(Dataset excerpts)
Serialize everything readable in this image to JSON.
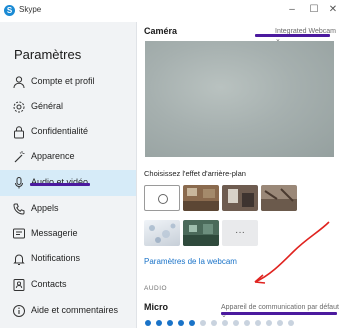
{
  "window": {
    "title": "Skype",
    "logo_glyph": "S",
    "minimize_glyph": "–",
    "maximize_glyph": "☐",
    "close_glyph": "✕"
  },
  "sidebar": {
    "title": "Paramètres",
    "items": [
      {
        "label": "Compte et profil",
        "icon": "person-icon"
      },
      {
        "label": "Général",
        "icon": "gear-icon"
      },
      {
        "label": "Confidentialité",
        "icon": "lock-icon"
      },
      {
        "label": "Apparence",
        "icon": "magic-wand-icon"
      },
      {
        "label": "Audio et vidéo",
        "icon": "microphone-icon",
        "selected": true
      },
      {
        "label": "Appels",
        "icon": "phone-icon"
      },
      {
        "label": "Messagerie",
        "icon": "message-icon"
      },
      {
        "label": "Notifications",
        "icon": "bell-icon"
      },
      {
        "label": "Contacts",
        "icon": "contacts-icon"
      },
      {
        "label": "Aide et commentaires",
        "icon": "info-icon"
      }
    ]
  },
  "camera": {
    "section_title": "Caméra",
    "device": "Integrated Webcam",
    "chevron": "⌄"
  },
  "background": {
    "caption": "Choisissez l'effet d'arrière-plan",
    "more_glyph": "···",
    "webcam_settings_link": "Paramètres de la webcam"
  },
  "audio": {
    "section_label": "AUDIO",
    "microphone_label": "Micro",
    "microphone_device": "Appareil de communication par défaut",
    "chevron": "⌄",
    "mic_level": 5,
    "mic_level_max": 14
  },
  "colors": {
    "accent": "#1a73c8",
    "selected_bg": "#d6ebf8",
    "annotation_purple": "#4b1a9e",
    "annotation_red": "#e0231f",
    "mic_active": "#1a73c8",
    "mic_inactive": "#c9d3df"
  }
}
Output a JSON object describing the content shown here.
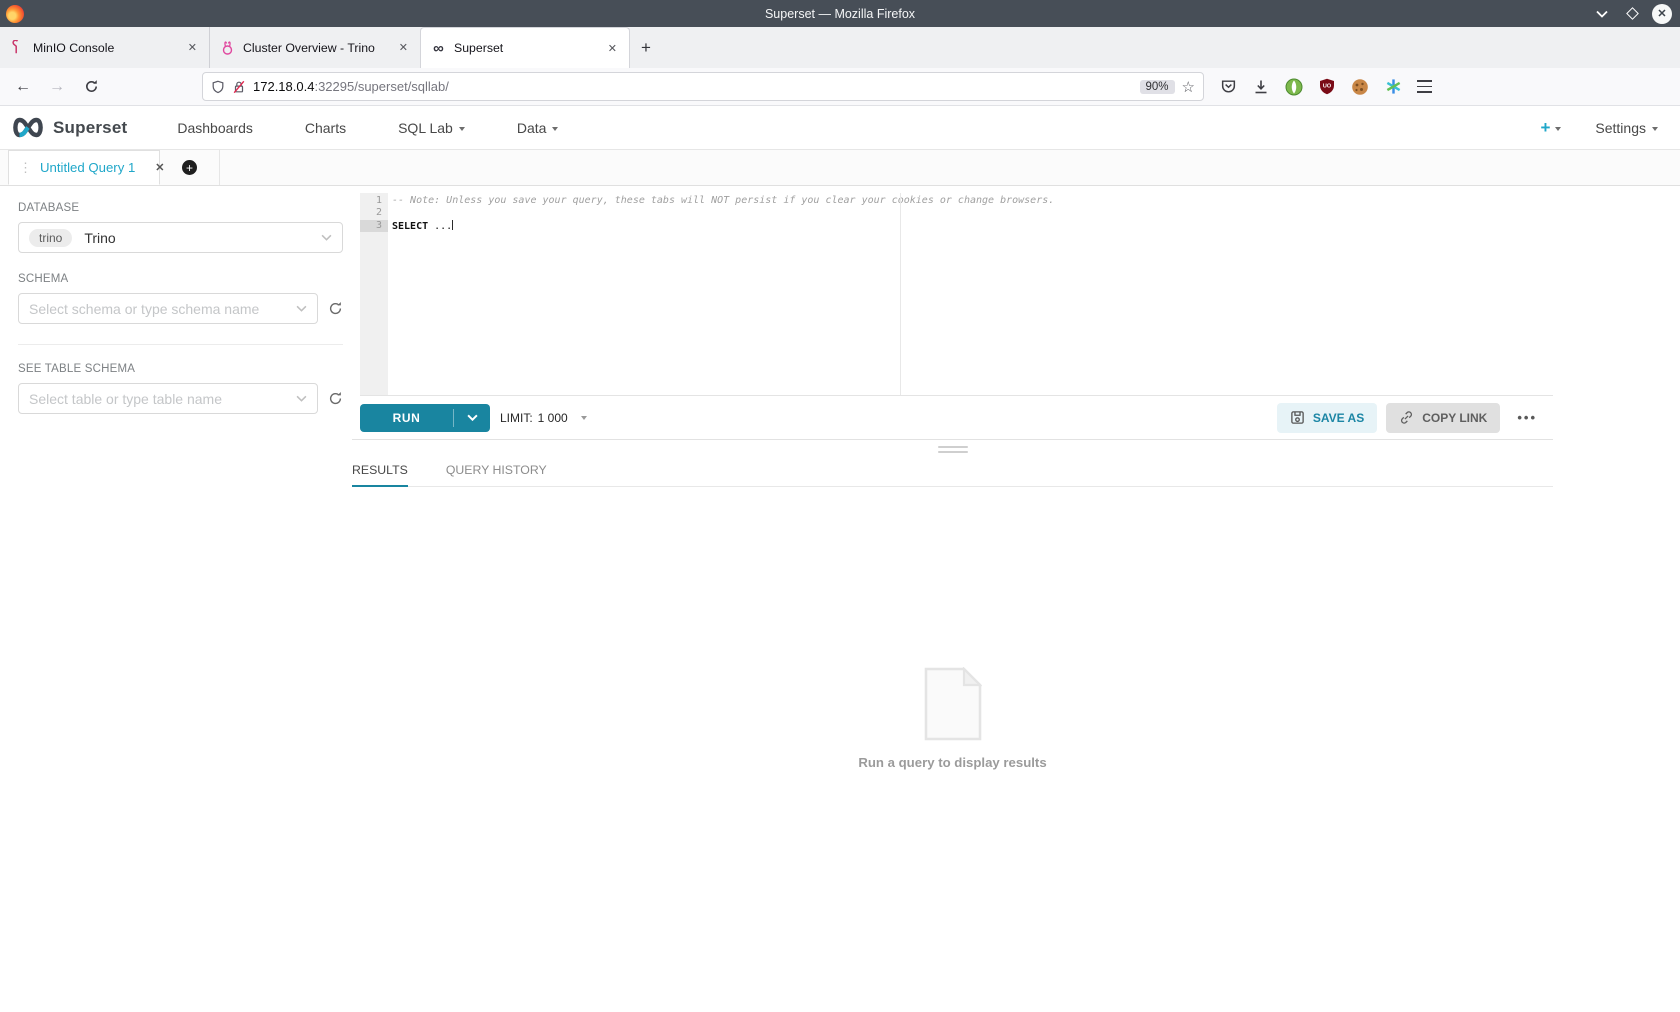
{
  "window": {
    "title": "Superset — Mozilla Firefox"
  },
  "browser_tabs": {
    "tabs": [
      {
        "title": "MinIO Console"
      },
      {
        "title": "Cluster Overview - Trino"
      },
      {
        "title": "Superset"
      }
    ],
    "new_tab_label": "+"
  },
  "address_bar": {
    "url_host": "172.18.0.4",
    "url_path": ":32295/superset/sqllab/",
    "zoom_badge": "90%"
  },
  "app_nav": {
    "brand": "Superset",
    "items": [
      "Dashboards",
      "Charts",
      "SQL Lab",
      "Data"
    ],
    "add_label": "+",
    "settings_label": "Settings"
  },
  "query_tabbar": {
    "tab_title": "Untitled Query 1"
  },
  "sidebar": {
    "database_label": "DATABASE",
    "database_badge": "trino",
    "database_value": "Trino",
    "schema_label": "SCHEMA",
    "schema_placeholder": "Select schema or type schema name",
    "table_label": "SEE TABLE SCHEMA",
    "table_placeholder": "Select table or type table name"
  },
  "editor": {
    "lines": [
      {
        "n": "1",
        "comment": "-- Note: Unless you save your query, these tabs will NOT persist if you clear your cookies or change browsers."
      },
      {
        "n": "2"
      },
      {
        "n": "3",
        "keyword": "SELECT",
        "rest": " ..."
      }
    ]
  },
  "toolbar": {
    "run_label": "RUN",
    "limit_label": "LIMIT:",
    "limit_value": "1 000",
    "save_as_label": "SAVE AS",
    "copy_link_label": "COPY LINK",
    "more_label": "•••"
  },
  "results_panel": {
    "tab_results": "RESULTS",
    "tab_history": "QUERY HISTORY",
    "empty_message": "Run a query to display results"
  },
  "icons": {
    "close": "✕",
    "back": "←",
    "forward": "→",
    "star": "☆",
    "grip": "⋮",
    "plus": "+"
  },
  "colors": {
    "accent": "#20a7c9",
    "run_button": "#1985a0"
  }
}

* _Exercise prompt_:
Every record above should come back exactly, but without its pictures.

* _Exercise output_:
Serialize everything readable in this image to JSON.
{
  "window": {
    "title": "Skype",
    "logo_glyph": "S",
    "minimize_glyph": "–",
    "maximize_glyph": "☐",
    "close_glyph": "✕"
  },
  "sidebar": {
    "title": "Paramètres",
    "items": [
      {
        "label": "Compte et profil",
        "icon": "person-icon"
      },
      {
        "label": "Général",
        "icon": "gear-icon"
      },
      {
        "label": "Confidentialité",
        "icon": "lock-icon"
      },
      {
        "label": "Apparence",
        "icon": "magic-wand-icon"
      },
      {
        "label": "Audio et vidéo",
        "icon": "microphone-icon",
        "selected": true
      },
      {
        "label": "Appels",
        "icon": "phone-icon"
      },
      {
        "label": "Messagerie",
        "icon": "message-icon"
      },
      {
        "label": "Notifications",
        "icon": "bell-icon"
      },
      {
        "label": "Contacts",
        "icon": "contacts-icon"
      },
      {
        "label": "Aide et commentaires",
        "icon": "info-icon"
      }
    ]
  },
  "camera": {
    "section_title": "Caméra",
    "device": "Integrated Webcam",
    "chevron": "⌄"
  },
  "background": {
    "caption": "Choisissez l'effet d'arrière-plan",
    "more_glyph": "···",
    "webcam_settings_link": "Paramètres de la webcam"
  },
  "audio": {
    "section_label": "AUDIO",
    "microphone_label": "Micro",
    "microphone_device": "Appareil de communication par défaut",
    "chevron": "⌄",
    "mic_level": 5,
    "mic_level_max": 14
  },
  "colors": {
    "accent": "#1a73c8",
    "selected_bg": "#d6ebf8",
    "annotation_purple": "#4b1a9e",
    "annotation_red": "#e0231f",
    "mic_active": "#1a73c8",
    "mic_inactive": "#c9d3df"
  }
}
Output a JSON object describing the content shown here.
{
  "window": {
    "title": "Superset — Mozilla Firefox"
  },
  "browser_tabs": {
    "tabs": [
      {
        "title": "MinIO Console"
      },
      {
        "title": "Cluster Overview - Trino"
      },
      {
        "title": "Superset"
      }
    ],
    "new_tab_label": "+"
  },
  "address_bar": {
    "url_host": "172.18.0.4",
    "url_path": ":32295/superset/sqllab/",
    "zoom_badge": "90%"
  },
  "app_nav": {
    "brand": "Superset",
    "items": [
      "Dashboards",
      "Charts",
      "SQL Lab",
      "Data"
    ],
    "add_label": "+",
    "settings_label": "Settings"
  },
  "query_tabbar": {
    "tab_title": "Untitled Query 1"
  },
  "sidebar": {
    "database_label": "DATABASE",
    "database_badge": "trino",
    "database_value": "Trino",
    "schema_label": "SCHEMA",
    "schema_placeholder": "Select schema or type schema name",
    "table_label": "SEE TABLE SCHEMA",
    "table_placeholder": "Select table or type table name"
  },
  "editor": {
    "lines": [
      {
        "n": "1",
        "comment": "-- Note: Unless you save your query, these tabs will NOT persist if you clear your cookies or change browsers."
      },
      {
        "n": "2"
      },
      {
        "n": "3",
        "keyword": "SELECT",
        "rest": " ..."
      }
    ]
  },
  "toolbar": {
    "run_label": "RUN",
    "limit_label": "LIMIT:",
    "limit_value": "1 000",
    "save_as_label": "SAVE AS",
    "copy_link_label": "COPY LINK",
    "more_label": "•••"
  },
  "results_panel": {
    "tab_results": "RESULTS",
    "tab_history": "QUERY HISTORY",
    "empty_message": "Run a query to display results"
  },
  "icons": {
    "close": "✕",
    "back": "←",
    "forward": "→",
    "star": "☆",
    "grip": "⋮",
    "plus": "+"
  },
  "colors": {
    "accent": "#20a7c9",
    "run_button": "#1985a0"
  }
}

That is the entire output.